(Figure contents as structured data)
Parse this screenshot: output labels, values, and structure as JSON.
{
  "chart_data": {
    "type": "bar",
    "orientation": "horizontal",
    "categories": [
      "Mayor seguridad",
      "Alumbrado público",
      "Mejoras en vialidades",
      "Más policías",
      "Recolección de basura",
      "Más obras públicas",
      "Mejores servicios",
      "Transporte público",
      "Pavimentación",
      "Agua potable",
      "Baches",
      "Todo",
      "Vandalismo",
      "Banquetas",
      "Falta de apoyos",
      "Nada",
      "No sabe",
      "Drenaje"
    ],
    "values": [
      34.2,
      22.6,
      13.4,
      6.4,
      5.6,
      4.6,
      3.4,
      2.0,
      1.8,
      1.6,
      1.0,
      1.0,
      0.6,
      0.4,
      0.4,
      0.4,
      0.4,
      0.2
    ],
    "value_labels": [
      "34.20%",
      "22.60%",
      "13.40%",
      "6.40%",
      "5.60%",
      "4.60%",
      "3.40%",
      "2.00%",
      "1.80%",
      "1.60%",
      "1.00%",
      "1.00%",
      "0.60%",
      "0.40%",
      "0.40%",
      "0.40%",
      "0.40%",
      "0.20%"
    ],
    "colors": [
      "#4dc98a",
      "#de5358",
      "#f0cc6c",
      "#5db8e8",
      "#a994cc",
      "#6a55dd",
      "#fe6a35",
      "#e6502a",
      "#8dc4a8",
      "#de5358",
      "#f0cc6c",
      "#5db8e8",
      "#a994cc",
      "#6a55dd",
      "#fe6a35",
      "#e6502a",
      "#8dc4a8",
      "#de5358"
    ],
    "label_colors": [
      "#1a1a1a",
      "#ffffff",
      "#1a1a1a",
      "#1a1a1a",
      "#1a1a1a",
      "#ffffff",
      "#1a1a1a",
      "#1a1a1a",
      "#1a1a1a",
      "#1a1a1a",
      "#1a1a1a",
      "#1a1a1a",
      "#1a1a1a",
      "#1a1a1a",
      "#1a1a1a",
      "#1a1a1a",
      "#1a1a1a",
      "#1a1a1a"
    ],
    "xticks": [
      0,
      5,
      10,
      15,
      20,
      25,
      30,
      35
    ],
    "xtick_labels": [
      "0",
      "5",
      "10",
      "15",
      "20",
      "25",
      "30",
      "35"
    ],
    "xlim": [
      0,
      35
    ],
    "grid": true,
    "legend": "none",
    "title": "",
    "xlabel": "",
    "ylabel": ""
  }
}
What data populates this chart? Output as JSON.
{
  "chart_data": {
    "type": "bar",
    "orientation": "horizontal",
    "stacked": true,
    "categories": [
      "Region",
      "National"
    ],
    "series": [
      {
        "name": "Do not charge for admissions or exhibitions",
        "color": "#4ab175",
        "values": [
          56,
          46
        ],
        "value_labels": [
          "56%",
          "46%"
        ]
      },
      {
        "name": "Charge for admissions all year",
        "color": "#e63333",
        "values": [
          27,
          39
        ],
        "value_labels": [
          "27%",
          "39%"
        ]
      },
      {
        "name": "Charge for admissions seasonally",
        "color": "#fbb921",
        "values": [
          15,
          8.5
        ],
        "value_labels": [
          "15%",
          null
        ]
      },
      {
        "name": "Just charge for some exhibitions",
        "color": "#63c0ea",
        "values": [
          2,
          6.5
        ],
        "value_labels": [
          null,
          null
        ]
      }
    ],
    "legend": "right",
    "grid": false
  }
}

*INSTRUCTIONS FOR THE TASK*.
Scan the material above. Extract every line in which the word "JSON" occurs.

*EXERCISE ANSWER*.
Parse this screenshot: output labels, values, and structure as JSON.
What data populates this chart? Output as JSON.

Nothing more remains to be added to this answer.